**DATA FOR THIS EXERCISE**
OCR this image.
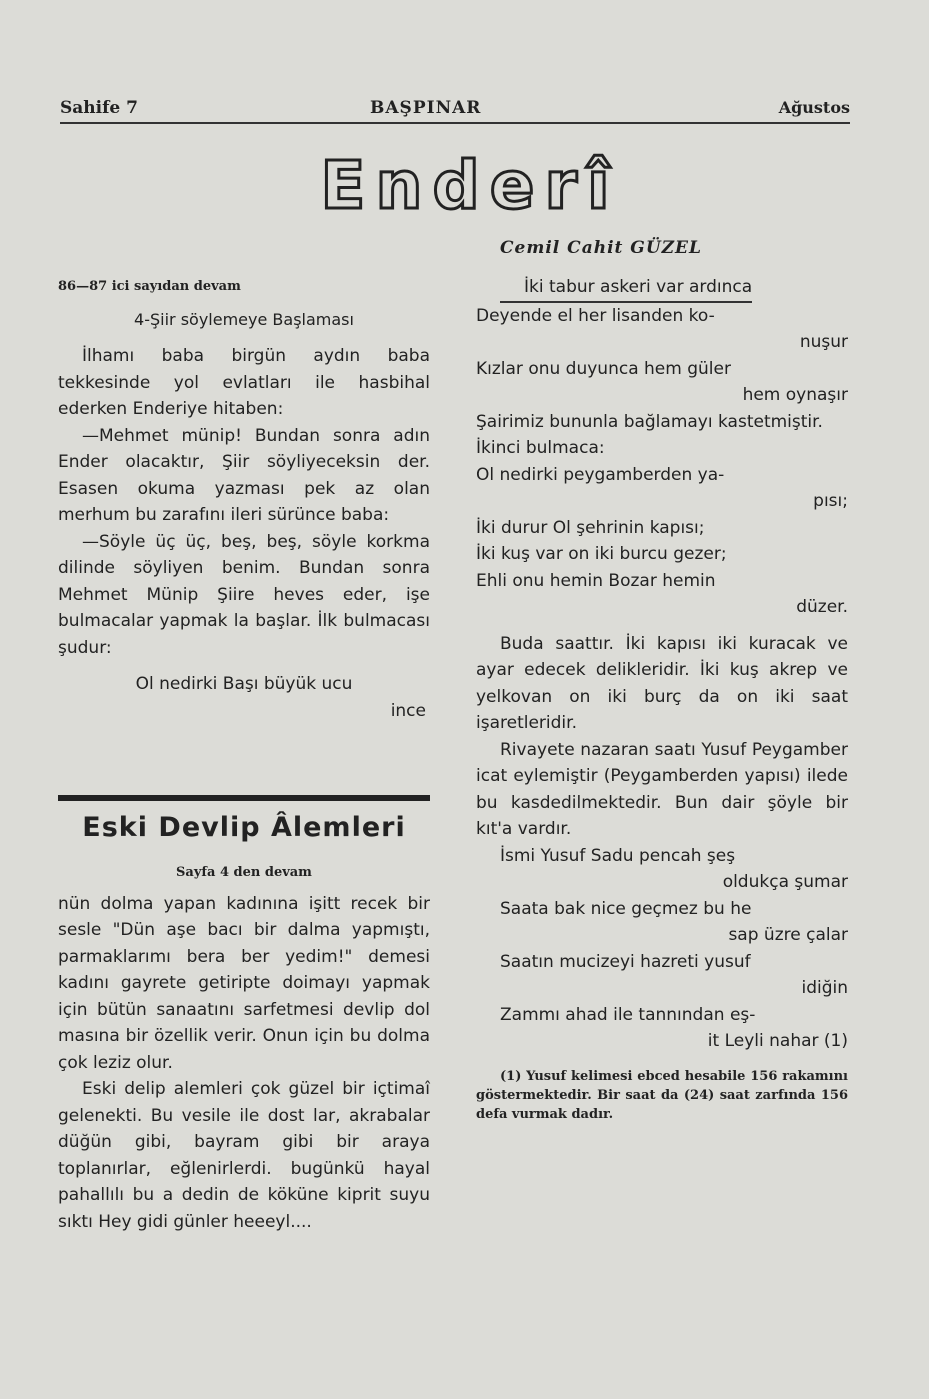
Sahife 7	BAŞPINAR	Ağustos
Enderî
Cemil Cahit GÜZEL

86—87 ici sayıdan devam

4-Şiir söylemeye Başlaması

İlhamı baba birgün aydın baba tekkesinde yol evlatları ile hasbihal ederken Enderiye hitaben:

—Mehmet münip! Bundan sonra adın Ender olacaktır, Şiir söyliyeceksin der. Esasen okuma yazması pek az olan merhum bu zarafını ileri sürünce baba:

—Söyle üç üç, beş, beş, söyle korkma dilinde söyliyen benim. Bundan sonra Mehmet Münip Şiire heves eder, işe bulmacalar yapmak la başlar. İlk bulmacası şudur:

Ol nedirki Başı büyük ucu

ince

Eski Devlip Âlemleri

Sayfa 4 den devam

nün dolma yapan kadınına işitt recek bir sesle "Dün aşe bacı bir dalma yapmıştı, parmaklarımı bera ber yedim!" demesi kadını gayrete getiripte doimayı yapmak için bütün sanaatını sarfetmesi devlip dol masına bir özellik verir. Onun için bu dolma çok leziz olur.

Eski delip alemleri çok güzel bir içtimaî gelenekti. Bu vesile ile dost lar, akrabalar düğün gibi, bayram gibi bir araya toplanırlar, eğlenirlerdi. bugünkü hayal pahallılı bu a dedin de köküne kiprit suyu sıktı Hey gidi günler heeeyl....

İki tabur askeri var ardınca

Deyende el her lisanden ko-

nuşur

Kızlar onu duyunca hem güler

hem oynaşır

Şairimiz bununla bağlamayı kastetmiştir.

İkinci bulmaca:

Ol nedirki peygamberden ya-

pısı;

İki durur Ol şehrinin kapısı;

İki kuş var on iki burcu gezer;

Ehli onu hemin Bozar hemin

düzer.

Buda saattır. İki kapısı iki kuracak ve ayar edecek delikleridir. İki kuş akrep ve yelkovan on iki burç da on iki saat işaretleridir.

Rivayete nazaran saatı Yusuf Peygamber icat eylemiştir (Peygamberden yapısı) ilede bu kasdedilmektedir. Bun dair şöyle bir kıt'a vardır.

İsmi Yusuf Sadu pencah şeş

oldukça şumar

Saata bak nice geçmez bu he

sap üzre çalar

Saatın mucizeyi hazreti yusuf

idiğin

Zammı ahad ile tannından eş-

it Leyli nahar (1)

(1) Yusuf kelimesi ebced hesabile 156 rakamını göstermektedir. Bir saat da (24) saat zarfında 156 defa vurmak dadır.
--
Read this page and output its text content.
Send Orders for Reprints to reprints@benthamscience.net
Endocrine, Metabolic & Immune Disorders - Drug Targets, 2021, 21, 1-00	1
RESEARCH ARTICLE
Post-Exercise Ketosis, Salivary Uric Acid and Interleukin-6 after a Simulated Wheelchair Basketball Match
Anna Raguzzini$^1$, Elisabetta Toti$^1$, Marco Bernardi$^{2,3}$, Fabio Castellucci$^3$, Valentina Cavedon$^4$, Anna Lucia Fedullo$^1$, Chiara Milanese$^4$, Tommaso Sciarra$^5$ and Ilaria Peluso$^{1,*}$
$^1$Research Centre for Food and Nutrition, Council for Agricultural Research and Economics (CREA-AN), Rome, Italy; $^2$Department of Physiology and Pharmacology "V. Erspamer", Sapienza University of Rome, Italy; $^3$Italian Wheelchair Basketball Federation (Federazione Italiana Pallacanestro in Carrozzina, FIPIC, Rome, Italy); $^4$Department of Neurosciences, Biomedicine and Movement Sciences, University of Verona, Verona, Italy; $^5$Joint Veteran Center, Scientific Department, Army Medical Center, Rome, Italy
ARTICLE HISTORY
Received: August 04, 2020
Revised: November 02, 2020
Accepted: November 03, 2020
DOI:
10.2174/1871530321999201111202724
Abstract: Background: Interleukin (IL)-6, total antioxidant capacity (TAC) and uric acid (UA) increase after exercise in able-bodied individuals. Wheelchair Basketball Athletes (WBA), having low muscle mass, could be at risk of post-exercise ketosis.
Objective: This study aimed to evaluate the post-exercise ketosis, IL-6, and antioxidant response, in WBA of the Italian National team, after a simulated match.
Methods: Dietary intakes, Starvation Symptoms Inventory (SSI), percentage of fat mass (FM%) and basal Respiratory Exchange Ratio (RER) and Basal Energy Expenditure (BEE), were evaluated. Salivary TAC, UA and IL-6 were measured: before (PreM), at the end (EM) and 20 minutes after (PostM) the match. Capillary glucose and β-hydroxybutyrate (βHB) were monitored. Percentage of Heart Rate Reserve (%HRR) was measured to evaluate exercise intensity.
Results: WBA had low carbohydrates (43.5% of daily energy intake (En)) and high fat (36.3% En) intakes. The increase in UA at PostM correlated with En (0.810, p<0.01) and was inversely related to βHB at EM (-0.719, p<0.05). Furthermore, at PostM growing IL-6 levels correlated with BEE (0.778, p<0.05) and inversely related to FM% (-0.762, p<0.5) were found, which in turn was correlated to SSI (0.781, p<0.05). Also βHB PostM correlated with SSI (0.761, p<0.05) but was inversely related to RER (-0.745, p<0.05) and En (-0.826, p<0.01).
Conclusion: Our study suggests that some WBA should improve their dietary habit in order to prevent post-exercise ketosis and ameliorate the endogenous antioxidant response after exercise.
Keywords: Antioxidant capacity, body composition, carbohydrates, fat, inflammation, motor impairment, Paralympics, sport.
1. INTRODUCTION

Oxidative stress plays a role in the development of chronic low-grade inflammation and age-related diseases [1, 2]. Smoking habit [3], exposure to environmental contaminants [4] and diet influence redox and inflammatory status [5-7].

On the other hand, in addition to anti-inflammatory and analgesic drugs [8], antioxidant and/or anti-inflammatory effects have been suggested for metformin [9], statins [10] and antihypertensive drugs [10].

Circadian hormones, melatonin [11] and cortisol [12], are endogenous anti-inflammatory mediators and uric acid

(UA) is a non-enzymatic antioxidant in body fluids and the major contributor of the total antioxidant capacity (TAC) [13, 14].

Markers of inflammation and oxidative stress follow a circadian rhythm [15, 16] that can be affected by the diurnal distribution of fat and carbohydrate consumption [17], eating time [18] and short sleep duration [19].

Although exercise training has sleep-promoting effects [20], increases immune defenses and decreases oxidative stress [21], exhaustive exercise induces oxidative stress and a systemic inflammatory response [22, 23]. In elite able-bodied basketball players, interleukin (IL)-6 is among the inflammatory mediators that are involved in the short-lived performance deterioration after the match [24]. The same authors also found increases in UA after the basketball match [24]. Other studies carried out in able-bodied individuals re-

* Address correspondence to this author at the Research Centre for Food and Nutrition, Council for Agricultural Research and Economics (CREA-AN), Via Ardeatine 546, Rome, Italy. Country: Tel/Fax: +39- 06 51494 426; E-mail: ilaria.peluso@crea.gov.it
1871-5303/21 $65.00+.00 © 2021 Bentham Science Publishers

**WHAT IS BEING ASKED**
Give the count of lines holding the word "total" and nothing more.

**PROBLEM SOLUTION**
2